#### Aim:
Reproduce only the lines of the records that start with the line with "predicted-star-point — [588, 489, 600, 502]" and go on through the line with "matched-star-point — [479, 592, 490, 603]". Change every "measurement-point" in them to "measurement-marker" and leave everything else unchanged.

%%

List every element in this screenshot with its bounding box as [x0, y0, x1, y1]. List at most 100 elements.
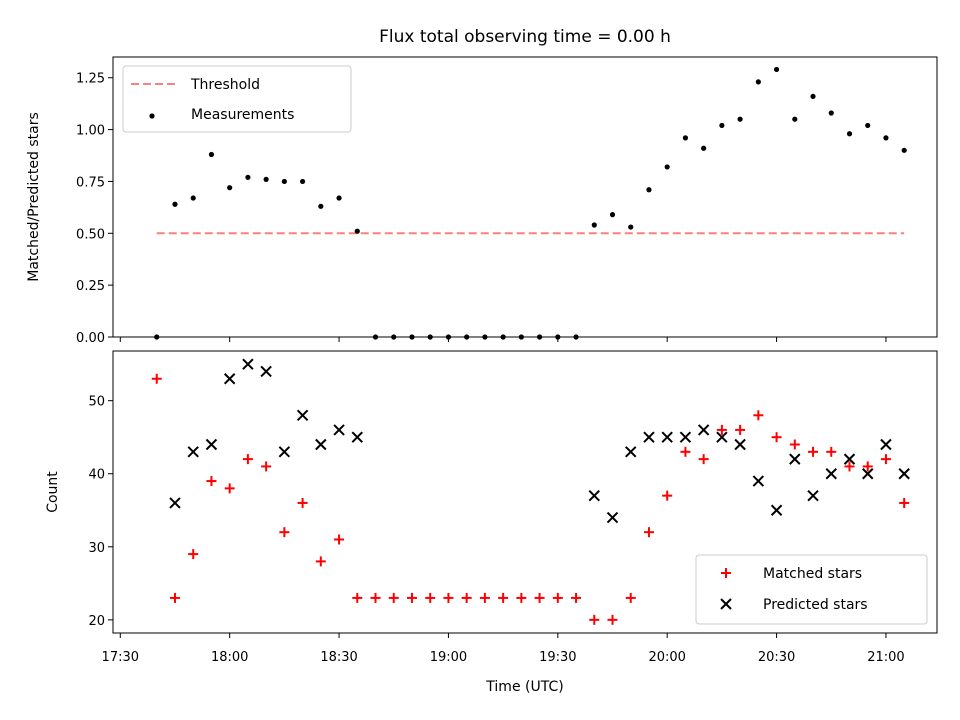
predicted-star-point — [588, 489, 600, 502]
predicted-star-point — [734, 438, 746, 451]
measurement-point — [172, 201, 178, 207]
x-axis-label: Time (UTC) — [485, 679, 563, 695]
predicted-star-point — [862, 468, 874, 480]
matched-star-point — [498, 592, 509, 603]
top-y-tick-label: 0.75 — [76, 175, 105, 190]
measurement-point — [682, 135, 689, 141]
measurement-point — [883, 135, 889, 141]
matched-star-point — [188, 549, 199, 560]
legend-predicted-label: Predicted stars — [763, 597, 868, 613]
top-legend-box — [122, 65, 352, 133]
predicted-star-point — [333, 424, 345, 436]
matched-star-point — [443, 592, 454, 603]
matched-star-point — [206, 476, 217, 487]
bottom-y-tick-label: 20 — [88, 614, 105, 629]
legend-measurements-swatch — [149, 113, 155, 119]
matched-star-point — [899, 497, 910, 508]
matched-star-point — [552, 592, 563, 603]
predicted-star-point — [697, 424, 710, 436]
measurement-point — [591, 222, 597, 228]
top-y-axis-label: Matched/Predicted stars — [26, 112, 42, 282]
predicted-star-point — [625, 446, 637, 458]
matched-star-point — [479, 592, 490, 603]
measurement-point — [227, 185, 233, 191]
measurement-point — [646, 187, 652, 193]
measurement-point — [828, 110, 834, 116]
top-panel: 0.00 0.25 0.50 0.75 1.00 1.25 Matched/Predict… — [26, 56, 938, 346]
top-plot-area — [154, 66, 907, 340]
matched-star-point — [352, 592, 363, 603]
bottom-y-tick-label: 50 — [88, 395, 105, 410]
x-tick-label: 20:00 — [648, 650, 685, 665]
matched-star-point — [169, 592, 180, 603]
bottom-legend-box — [695, 554, 928, 625]
bottom-y-tick-label: 30 — [88, 541, 105, 556]
matched-star-point — [808, 446, 819, 457]
matched-star-point — [771, 432, 782, 443]
measurement-point — [208, 151, 215, 158]
matched-star-point — [680, 446, 691, 457]
predicted-star-point — [278, 446, 291, 458]
predicted-star-point — [643, 431, 655, 443]
matched-star-point — [735, 424, 746, 435]
matched-star-point — [279, 527, 290, 538]
matched-star-point — [844, 461, 855, 472]
matched-star-point — [753, 410, 764, 421]
legend-threshold-label: Threshold — [190, 77, 260, 93]
measurement-point — [865, 122, 871, 129]
top-y-tick-label: 0.50 — [76, 227, 105, 242]
matched-star-point — [224, 483, 235, 494]
matched-star-point — [789, 439, 800, 450]
predicted-star-point — [169, 497, 181, 509]
measurement-point — [245, 174, 251, 180]
matched-star-point — [862, 461, 873, 472]
top-y-ticks: 0.00 0.25 0.50 0.75 1.00 1.25 — [76, 72, 113, 346]
predicted-star-point — [843, 453, 856, 465]
measurement-point — [755, 79, 761, 85]
legend-predicted-swatch — [720, 598, 732, 610]
top-x-ticks — [119, 337, 887, 342]
predicted-star-point — [825, 468, 837, 480]
matched-star-point — [662, 490, 673, 501]
bottom-y-ticks: 20 30 40 50 — [88, 395, 113, 629]
measurement-point — [773, 66, 780, 73]
predicted-star-point — [606, 511, 619, 524]
legend-matched-label: Matched stars — [763, 566, 862, 582]
predicted-star-point — [242, 358, 254, 370]
predicted-star-point — [752, 475, 765, 487]
matched-star-point — [534, 592, 545, 603]
measurement-point — [190, 195, 196, 201]
x-tick-label: 18:30 — [320, 650, 357, 665]
measurement-point — [354, 228, 360, 234]
matched-star-point — [589, 614, 600, 625]
predicted-star-point — [716, 431, 728, 443]
matched-star-point — [571, 592, 582, 603]
bottom-panel: 20 30 40 50 17:30 18:00 18:30 19:00 19:30 20:00 2… — [45, 350, 938, 695]
top-y-tick-label: 0.25 — [76, 279, 105, 294]
predicted-star-point — [807, 489, 819, 502]
matched-star-point — [607, 614, 618, 625]
x-tick-label: 19:00 — [430, 650, 467, 665]
matched-star-point — [516, 592, 527, 603]
matched-star-point — [826, 446, 837, 457]
predicted-star-point — [315, 438, 327, 451]
measurement-point — [299, 178, 306, 185]
matched-star-point — [425, 592, 436, 603]
legend-measurements-label: Measurements — [191, 107, 294, 123]
predicted-star-point — [661, 431, 673, 443]
matched-star-point — [297, 497, 308, 508]
measurement-point — [810, 93, 816, 100]
measurement-point — [664, 164, 670, 170]
chart-title: Flux total observing time = 0.00 h — [379, 27, 671, 47]
predicted-star-point — [187, 446, 199, 458]
x-tick-label: 20:30 — [758, 650, 795, 665]
matched-star-point — [334, 534, 345, 545]
bottom-legend: Matched stars Predicted stars — [695, 554, 928, 625]
matched-star-point — [151, 373, 162, 384]
measurement-point — [281, 178, 287, 185]
matched-star-point — [315, 556, 326, 567]
predicted-star-point — [770, 504, 783, 516]
matched-star-point — [643, 527, 654, 538]
x-tick-label: 21:00 — [867, 650, 904, 665]
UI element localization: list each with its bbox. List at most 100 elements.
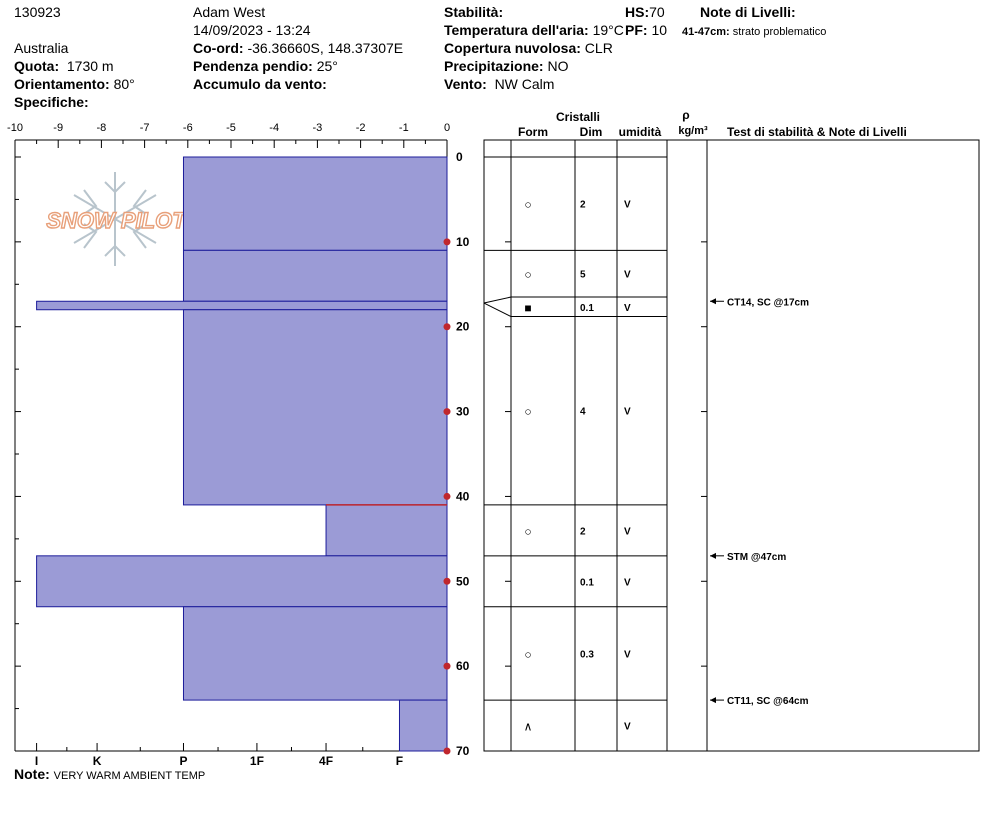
specifics-label: Specifiche: bbox=[14, 94, 89, 110]
temp-tick-label: -4 bbox=[269, 122, 279, 134]
layer-moisture: V bbox=[624, 722, 631, 733]
crystal-size: 0.1 bbox=[580, 303, 594, 314]
crystal-size: 2 bbox=[580, 200, 586, 211]
header-crystals: Cristalli bbox=[556, 110, 600, 124]
slope-value: 25° bbox=[316, 58, 338, 74]
layer-moisture: V bbox=[624, 200, 631, 211]
depth-tick-label: 60 bbox=[456, 659, 470, 673]
coord-value: -36.36660S, 148.37307E bbox=[247, 40, 404, 56]
temp-tick-label: -8 bbox=[97, 122, 107, 134]
cloud-label: Copertura nuvolosa: bbox=[444, 40, 581, 56]
profile-id: 130923 bbox=[14, 4, 61, 20]
crystal-form: ○ bbox=[524, 405, 531, 419]
datetime: 14/09/2023 - 13:24 bbox=[193, 22, 311, 38]
layer-moisture: V bbox=[624, 577, 631, 588]
crystal-form: ∧ bbox=[524, 720, 533, 734]
slope-label: Pendenza pendio: bbox=[193, 58, 313, 74]
location: Australia bbox=[14, 40, 69, 56]
crystal-size: 0.3 bbox=[580, 649, 594, 660]
slope-row: Pendenza pendio: 25° bbox=[193, 58, 338, 74]
layer-note-row: 41-47cm: strato problematico bbox=[682, 24, 826, 40]
hardness-tick-label: 1F bbox=[250, 754, 264, 768]
stability-test-label: CT11, SC @64cm bbox=[727, 696, 809, 707]
depth-tick-label: 30 bbox=[456, 405, 470, 419]
stability-test-label: CT14, SC @17cm bbox=[727, 297, 809, 308]
wind-loading-label: Accumulo da vento: bbox=[193, 76, 327, 92]
note-text: VERY WARM AMBIENT TEMP bbox=[53, 770, 206, 782]
hs-value: 70 bbox=[649, 4, 665, 20]
crystal-size: 5 bbox=[580, 270, 586, 281]
crystal-size: 4 bbox=[580, 407, 586, 418]
stability-test-label: STM @47cm bbox=[727, 552, 786, 563]
temperature-point bbox=[443, 408, 451, 416]
layer-moisture: V bbox=[624, 526, 631, 537]
crystal-form: ○ bbox=[524, 647, 531, 661]
layer-connector bbox=[483, 296, 512, 304]
aspect-row: Orientamento: 80° bbox=[14, 76, 135, 92]
temp-tick-label: -9 bbox=[53, 122, 63, 134]
stability-row: Stabilità: bbox=[444, 4, 503, 20]
layer-notes-title: Note di Livelli: bbox=[700, 4, 796, 20]
cloud-value: CLR bbox=[584, 40, 613, 56]
temp-tick-label: -6 bbox=[183, 122, 193, 134]
temp-tick-label: -7 bbox=[140, 122, 150, 134]
hardness-tick-label: K bbox=[93, 754, 102, 768]
logo-text: SNOW PILOT bbox=[46, 208, 187, 233]
wind-row: Vento: NW Calm bbox=[444, 76, 554, 92]
header-density-unit: kg/m³ bbox=[678, 125, 708, 137]
temperature-point bbox=[443, 492, 451, 500]
stability-arrowhead bbox=[710, 697, 716, 704]
coord-label: Co-ord: bbox=[193, 40, 244, 56]
coord-row: Co-ord: -36.36660S, 148.37307E bbox=[193, 40, 403, 56]
hardness-bar bbox=[182, 309, 448, 506]
depth-tick-label: 10 bbox=[456, 235, 470, 249]
hardness-tick-label: F bbox=[396, 754, 403, 768]
layer-connector bbox=[483, 302, 512, 317]
stability-arrowhead bbox=[710, 552, 716, 559]
depth-tick-label: 70 bbox=[456, 744, 470, 758]
elevation-label: Quota: bbox=[14, 58, 60, 74]
crystal-size: 0.1 bbox=[580, 577, 594, 588]
header-moisture: umidità bbox=[619, 125, 662, 139]
temp-tick-label: -5 bbox=[226, 122, 236, 134]
hardness-bar bbox=[398, 699, 448, 752]
wind-label: Vento: bbox=[444, 76, 487, 92]
temp-tick-label: 0 bbox=[444, 122, 450, 134]
pf-label: PF: bbox=[625, 22, 648, 38]
air-temp-value: 19°C bbox=[592, 22, 624, 38]
temp-tick-label: -10 bbox=[7, 122, 23, 134]
crystal-form: ■ bbox=[524, 301, 531, 315]
specifics-row: Specifiche: bbox=[14, 94, 89, 110]
crystal-form: ○ bbox=[524, 198, 531, 212]
cloud-row: Copertura nuvolosa: CLR bbox=[444, 40, 613, 56]
crystal-size: 2 bbox=[580, 526, 586, 537]
aspect-value: 80° bbox=[113, 76, 135, 92]
header-tests: Test di stabilità & Note di Livelli bbox=[727, 125, 907, 139]
layers-table-frame bbox=[483, 139, 980, 752]
stability-label: Stabilità: bbox=[444, 4, 504, 20]
layer-notes-label: Note di Livelli: bbox=[700, 4, 796, 20]
hs-label: HS: bbox=[625, 4, 650, 20]
footer-note: Note: VERY WARM AMBIENT TEMP bbox=[14, 766, 205, 784]
air-temp-label: Temperatura dell'aria: bbox=[444, 22, 589, 38]
depth-tick-label: 0 bbox=[456, 150, 463, 164]
temperature-point bbox=[443, 577, 451, 585]
depth-tick-label: 50 bbox=[456, 574, 470, 588]
hardness-bar bbox=[36, 300, 448, 311]
header-size: Dim bbox=[580, 125, 603, 139]
layer-note-text: strato problematico bbox=[732, 26, 827, 38]
temperature-point bbox=[443, 238, 451, 246]
header-rho: ρ bbox=[682, 108, 689, 122]
precip-row: Precipitazione: NO bbox=[444, 58, 568, 74]
hardness-bar bbox=[325, 504, 448, 557]
layer-moisture: V bbox=[624, 649, 631, 660]
hardness-bar bbox=[182, 606, 448, 701]
hardness-bar bbox=[182, 156, 448, 251]
depth-tick-label: 40 bbox=[456, 489, 470, 503]
crystal-form: ○ bbox=[524, 524, 531, 538]
depth-tick-label: 20 bbox=[456, 320, 470, 334]
layer-moisture: V bbox=[624, 270, 631, 281]
temperature-point bbox=[443, 662, 451, 670]
aspect-label: Orientamento: bbox=[14, 76, 110, 92]
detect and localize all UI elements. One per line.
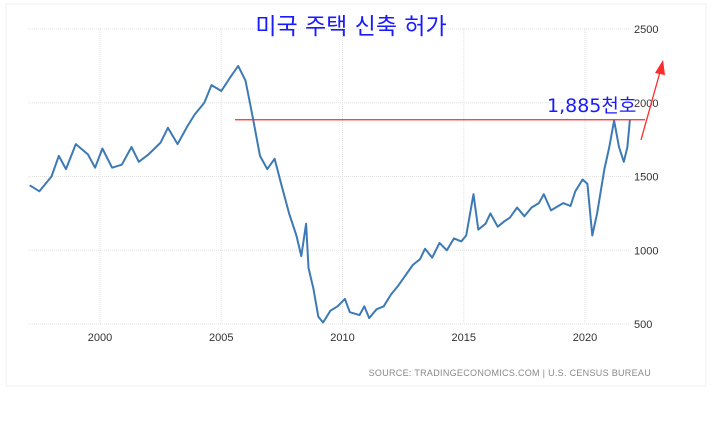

%%

#### The reply:
predicted-star-point — [588, 489, 600, 502]
predicted-star-point — [734, 438, 746, 451]
measurement-marker — [172, 201, 178, 207]
x-axis-label: Time (UTC) — [485, 679, 563, 695]
predicted-star-point — [862, 468, 874, 480]
matched-star-point — [498, 592, 509, 603]
top-y-tick-label: 0.75 — [76, 175, 105, 190]
measurement-marker — [682, 135, 689, 141]
measurement-marker — [883, 135, 889, 141]
matched-star-point — [188, 549, 199, 560]
legend-predicted-label: Predicted stars — [763, 597, 868, 613]
top-legend-box — [122, 65, 352, 133]
predicted-star-point — [333, 424, 345, 436]
matched-star-point — [443, 592, 454, 603]
matched-star-point — [206, 476, 217, 487]
bottom-y-tick-label: 20 — [88, 614, 105, 629]
legend-measurements-swatch — [149, 113, 155, 119]
matched-star-point — [899, 497, 910, 508]
matched-star-point — [552, 592, 563, 603]
predicted-star-point — [697, 424, 710, 436]
measurement-marker — [591, 222, 597, 228]
top-y-axis-label: Matched/Predicted stars — [26, 112, 42, 282]
predicted-star-point — [625, 446, 637, 458]
matched-star-point — [479, 592, 490, 603]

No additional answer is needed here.